#### Stated task:
Count how many lines of the data below contain the string "polynomial"; the reply should be that number alone.
=-=-=-=-=
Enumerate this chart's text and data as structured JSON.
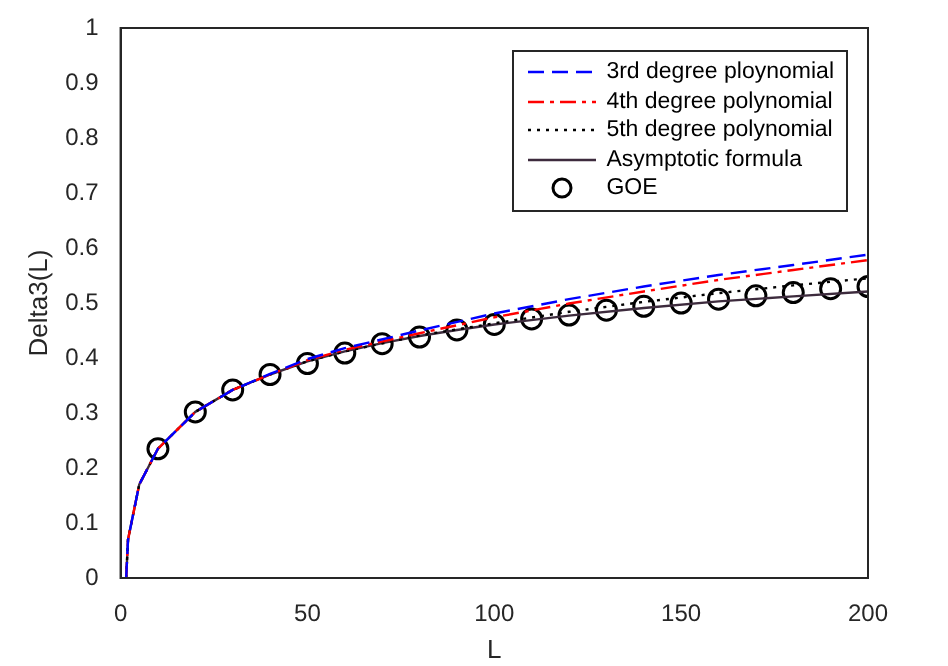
{
  "chart_data": {
    "type": "line",
    "xlabel": "L",
    "ylabel": "Delta3(L)",
    "xlim": [
      0,
      200
    ],
    "xticks": [
      0,
      50,
      100,
      150,
      200
    ],
    "ylim": [
      0,
      1
    ],
    "yticks": [
      0,
      0.1,
      0.2,
      0.3,
      0.4,
      0.5,
      0.6,
      0.7,
      0.8,
      0.9,
      1
    ],
    "grid": false,
    "legend": "top right",
    "series": [
      {
        "name": "3rd degree ploynomial",
        "color": "#0000ff",
        "line_style": "dashed",
        "marker": "none",
        "x": [
          1.5,
          2,
          5,
          10,
          20,
          30,
          40,
          50,
          60,
          80,
          100,
          120,
          140,
          160,
          180,
          200
        ],
        "values": [
          0,
          0.07,
          0.17,
          0.235,
          0.302,
          0.342,
          0.371,
          0.398,
          0.418,
          0.45,
          0.481,
          0.507,
          0.53,
          0.551,
          0.569,
          0.588
        ]
      },
      {
        "name": "4th degree polynomial",
        "color": "#ff0000",
        "line_style": "dashdot",
        "marker": "none",
        "x": [
          1.5,
          2,
          5,
          10,
          20,
          30,
          40,
          50,
          60,
          80,
          100,
          120,
          140,
          160,
          180,
          200
        ],
        "values": [
          0,
          0.07,
          0.17,
          0.235,
          0.302,
          0.342,
          0.37,
          0.396,
          0.415,
          0.445,
          0.474,
          0.499,
          0.521,
          0.542,
          0.56,
          0.578
        ]
      },
      {
        "name": "5th degree polynomial",
        "color": "#000000",
        "line_style": "dotted",
        "marker": "none",
        "x": [
          1.5,
          2,
          5,
          10,
          20,
          30,
          40,
          50,
          60,
          80,
          100,
          120,
          140,
          160,
          180,
          200
        ],
        "values": [
          0,
          0.07,
          0.17,
          0.235,
          0.302,
          0.342,
          0.37,
          0.394,
          0.412,
          0.441,
          0.463,
          0.484,
          0.502,
          0.518,
          0.532,
          0.545
        ]
      },
      {
        "name": "Asymptotic formula",
        "color": "#3d2b3d",
        "line_style": "solid",
        "marker": "none",
        "x": [
          1.5,
          2,
          5,
          10,
          20,
          30,
          40,
          50,
          60,
          70,
          80,
          90,
          100,
          120,
          140,
          160,
          180,
          200
        ],
        "values": [
          0,
          0.07,
          0.17,
          0.235,
          0.302,
          0.342,
          0.37,
          0.394,
          0.412,
          0.427,
          0.44,
          0.451,
          0.461,
          0.477,
          0.491,
          0.503,
          0.512,
          0.521
        ]
      },
      {
        "name": "GOE",
        "type": "scatter",
        "color": "#000000",
        "marker": "circle",
        "x": [
          10,
          20,
          30,
          40,
          50,
          60,
          70,
          80,
          90,
          100,
          110,
          120,
          130,
          140,
          150,
          160,
          170,
          180,
          190,
          200
        ],
        "values": [
          0.235,
          0.302,
          0.342,
          0.37,
          0.39,
          0.409,
          0.426,
          0.438,
          0.451,
          0.461,
          0.471,
          0.478,
          0.487,
          0.494,
          0.5,
          0.507,
          0.513,
          0.519,
          0.526,
          0.53
        ]
      }
    ]
  }
}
=-=-=-=-=
#### Final result:
2